# Material for the task:
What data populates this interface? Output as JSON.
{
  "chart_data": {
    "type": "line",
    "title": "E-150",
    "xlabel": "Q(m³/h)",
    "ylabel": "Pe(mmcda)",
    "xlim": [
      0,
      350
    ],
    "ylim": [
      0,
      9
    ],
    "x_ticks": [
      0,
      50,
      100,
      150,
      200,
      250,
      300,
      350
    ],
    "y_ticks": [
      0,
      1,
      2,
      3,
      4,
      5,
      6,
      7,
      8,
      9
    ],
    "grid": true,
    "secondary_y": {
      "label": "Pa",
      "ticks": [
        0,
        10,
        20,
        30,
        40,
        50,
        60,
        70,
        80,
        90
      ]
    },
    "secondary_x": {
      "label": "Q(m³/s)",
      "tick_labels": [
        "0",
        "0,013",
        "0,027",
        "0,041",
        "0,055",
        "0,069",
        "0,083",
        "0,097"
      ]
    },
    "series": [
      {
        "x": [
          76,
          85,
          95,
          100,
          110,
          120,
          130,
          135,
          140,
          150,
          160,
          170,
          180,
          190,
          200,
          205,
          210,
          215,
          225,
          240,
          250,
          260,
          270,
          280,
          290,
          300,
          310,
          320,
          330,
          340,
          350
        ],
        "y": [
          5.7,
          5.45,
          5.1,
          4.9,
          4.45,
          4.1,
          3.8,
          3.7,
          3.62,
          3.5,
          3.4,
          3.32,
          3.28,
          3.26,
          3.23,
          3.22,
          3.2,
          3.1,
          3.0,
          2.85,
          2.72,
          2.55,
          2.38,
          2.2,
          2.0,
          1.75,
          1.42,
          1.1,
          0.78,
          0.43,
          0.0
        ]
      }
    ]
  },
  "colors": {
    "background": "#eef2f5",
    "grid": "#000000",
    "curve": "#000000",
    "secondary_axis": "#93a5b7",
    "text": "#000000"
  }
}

# Exercise directions:
Faithfully reproduce all of the records, character for character.

# Reply:
What data populates this interface? Output as JSON.
{
  "chart_data": {
    "type": "line",
    "title": "E-150",
    "xlabel": "Q(m³/h)",
    "ylabel": "Pe(mmcda)",
    "xlim": [
      0,
      350
    ],
    "ylim": [
      0,
      9
    ],
    "x_ticks": [
      0,
      50,
      100,
      150,
      200,
      250,
      300,
      350
    ],
    "y_ticks": [
      0,
      1,
      2,
      3,
      4,
      5,
      6,
      7,
      8,
      9
    ],
    "grid": true,
    "secondary_y": {
      "label": "Pa",
      "ticks": [
        0,
        10,
        20,
        30,
        40,
        50,
        60,
        70,
        80,
        90
      ]
    },
    "secondary_x": {
      "label": "Q(m³/s)",
      "tick_labels": [
        "0",
        "0,013",
        "0,027",
        "0,041",
        "0,055",
        "0,069",
        "0,083",
        "0,097"
      ]
    },
    "series": [
      {
        "x": [
          76,
          85,
          95,
          100,
          110,
          120,
          130,
          135,
          140,
          150,
          160,
          170,
          180,
          190,
          200,
          205,
          210,
          215,
          225,
          240,
          250,
          260,
          270,
          280,
          290,
          300,
          310,
          320,
          330,
          340,
          350
        ],
        "y": [
          5.7,
          5.45,
          5.1,
          4.9,
          4.45,
          4.1,
          3.8,
          3.7,
          3.62,
          3.5,
          3.4,
          3.32,
          3.28,
          3.26,
          3.23,
          3.22,
          3.2,
          3.1,
          3.0,
          2.85,
          2.72,
          2.55,
          2.38,
          2.2,
          2.0,
          1.75,
          1.42,
          1.1,
          0.78,
          0.43,
          0.0
        ]
      }
    ]
  },
  "colors": {
    "background": "#eef2f5",
    "grid": "#000000",
    "curve": "#000000",
    "secondary_axis": "#93a5b7",
    "text": "#000000"
  }
}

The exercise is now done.